Please retype the material, starting at its first line and ending at the line that contains "menu-project[interactable]: Project [49, 4, 86, 18]", with both of those lines included.

# Start of Supplied entries

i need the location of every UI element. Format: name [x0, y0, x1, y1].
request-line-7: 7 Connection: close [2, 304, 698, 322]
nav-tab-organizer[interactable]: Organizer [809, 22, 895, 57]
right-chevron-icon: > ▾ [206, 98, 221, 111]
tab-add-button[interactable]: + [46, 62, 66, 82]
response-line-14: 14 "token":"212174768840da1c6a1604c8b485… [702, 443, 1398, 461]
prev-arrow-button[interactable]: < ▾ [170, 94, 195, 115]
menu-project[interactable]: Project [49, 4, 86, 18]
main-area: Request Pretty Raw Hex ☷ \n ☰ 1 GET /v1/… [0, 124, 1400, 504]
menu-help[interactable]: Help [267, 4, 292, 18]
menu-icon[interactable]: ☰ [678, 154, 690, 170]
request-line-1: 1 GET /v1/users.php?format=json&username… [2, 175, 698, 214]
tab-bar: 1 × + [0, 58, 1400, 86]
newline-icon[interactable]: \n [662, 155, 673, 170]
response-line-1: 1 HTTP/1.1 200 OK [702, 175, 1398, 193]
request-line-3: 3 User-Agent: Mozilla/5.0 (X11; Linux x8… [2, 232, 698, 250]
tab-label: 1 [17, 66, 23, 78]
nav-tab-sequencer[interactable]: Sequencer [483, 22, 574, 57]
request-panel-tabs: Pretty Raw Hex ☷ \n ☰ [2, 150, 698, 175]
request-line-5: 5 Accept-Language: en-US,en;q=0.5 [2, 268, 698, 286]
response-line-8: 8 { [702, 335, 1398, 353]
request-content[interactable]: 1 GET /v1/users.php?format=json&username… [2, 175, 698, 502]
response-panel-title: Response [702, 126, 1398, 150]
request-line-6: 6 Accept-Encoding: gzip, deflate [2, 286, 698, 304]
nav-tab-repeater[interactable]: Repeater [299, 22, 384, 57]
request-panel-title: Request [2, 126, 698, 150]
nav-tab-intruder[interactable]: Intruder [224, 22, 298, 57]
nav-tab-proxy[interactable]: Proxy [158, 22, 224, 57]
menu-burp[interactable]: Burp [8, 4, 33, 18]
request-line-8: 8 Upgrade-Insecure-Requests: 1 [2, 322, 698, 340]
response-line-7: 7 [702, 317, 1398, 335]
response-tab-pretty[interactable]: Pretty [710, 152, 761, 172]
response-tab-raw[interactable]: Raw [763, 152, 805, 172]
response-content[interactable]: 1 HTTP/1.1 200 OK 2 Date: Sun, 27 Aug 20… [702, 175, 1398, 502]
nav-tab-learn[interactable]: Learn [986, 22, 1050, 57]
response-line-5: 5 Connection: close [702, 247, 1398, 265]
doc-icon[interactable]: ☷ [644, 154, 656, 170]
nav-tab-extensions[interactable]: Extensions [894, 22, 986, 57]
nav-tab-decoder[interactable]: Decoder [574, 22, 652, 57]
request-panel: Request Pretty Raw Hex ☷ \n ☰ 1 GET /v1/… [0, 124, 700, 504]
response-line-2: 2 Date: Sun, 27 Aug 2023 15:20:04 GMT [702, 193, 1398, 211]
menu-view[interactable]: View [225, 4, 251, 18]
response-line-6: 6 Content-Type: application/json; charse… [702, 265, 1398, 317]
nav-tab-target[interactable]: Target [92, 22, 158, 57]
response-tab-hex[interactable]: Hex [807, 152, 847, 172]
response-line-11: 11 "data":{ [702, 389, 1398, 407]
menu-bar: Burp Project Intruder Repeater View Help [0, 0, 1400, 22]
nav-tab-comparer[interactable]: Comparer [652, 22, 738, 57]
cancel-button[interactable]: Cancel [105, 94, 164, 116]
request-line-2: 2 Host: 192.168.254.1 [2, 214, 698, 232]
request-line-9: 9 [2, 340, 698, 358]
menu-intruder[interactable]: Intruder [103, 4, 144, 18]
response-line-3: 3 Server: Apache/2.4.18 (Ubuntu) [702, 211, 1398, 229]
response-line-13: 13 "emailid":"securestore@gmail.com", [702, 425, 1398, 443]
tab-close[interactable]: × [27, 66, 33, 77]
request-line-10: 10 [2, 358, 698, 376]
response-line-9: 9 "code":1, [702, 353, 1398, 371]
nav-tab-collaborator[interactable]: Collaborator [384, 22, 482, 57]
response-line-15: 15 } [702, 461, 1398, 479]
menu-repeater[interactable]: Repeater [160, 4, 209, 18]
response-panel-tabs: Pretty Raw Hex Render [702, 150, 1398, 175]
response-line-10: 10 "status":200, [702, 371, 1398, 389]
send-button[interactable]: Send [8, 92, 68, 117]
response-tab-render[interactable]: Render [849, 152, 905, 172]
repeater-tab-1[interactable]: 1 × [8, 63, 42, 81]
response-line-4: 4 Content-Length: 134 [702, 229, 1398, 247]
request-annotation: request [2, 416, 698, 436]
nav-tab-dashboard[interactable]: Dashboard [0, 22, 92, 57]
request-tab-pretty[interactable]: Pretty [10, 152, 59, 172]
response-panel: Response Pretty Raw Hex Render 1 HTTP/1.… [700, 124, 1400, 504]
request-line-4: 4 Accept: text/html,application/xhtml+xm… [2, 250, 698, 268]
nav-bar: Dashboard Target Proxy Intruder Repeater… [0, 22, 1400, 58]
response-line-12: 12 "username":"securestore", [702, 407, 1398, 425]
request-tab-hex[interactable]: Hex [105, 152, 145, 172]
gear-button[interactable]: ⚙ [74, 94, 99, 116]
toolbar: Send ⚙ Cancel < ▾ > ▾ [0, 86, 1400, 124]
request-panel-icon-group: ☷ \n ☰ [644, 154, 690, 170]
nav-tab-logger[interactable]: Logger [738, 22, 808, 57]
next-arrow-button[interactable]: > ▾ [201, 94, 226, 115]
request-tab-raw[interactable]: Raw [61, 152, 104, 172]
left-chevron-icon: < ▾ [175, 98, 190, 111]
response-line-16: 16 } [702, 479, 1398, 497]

# End of Supplied entries

Complete response:
i need the location of every UI element. Format: name [x0, y0, x1, y1].
request-line-7: 7 Connection: close [2, 304, 698, 322]
nav-tab-organizer[interactable]: Organizer [809, 22, 895, 57]
right-chevron-icon: > ▾ [206, 98, 221, 111]
tab-add-button[interactable]: + [46, 62, 66, 82]
response-line-14: 14 "token":"212174768840da1c6a1604c8b485… [702, 443, 1398, 461]
prev-arrow-button[interactable]: < ▾ [170, 94, 195, 115]
menu-project[interactable]: Project [49, 4, 86, 18]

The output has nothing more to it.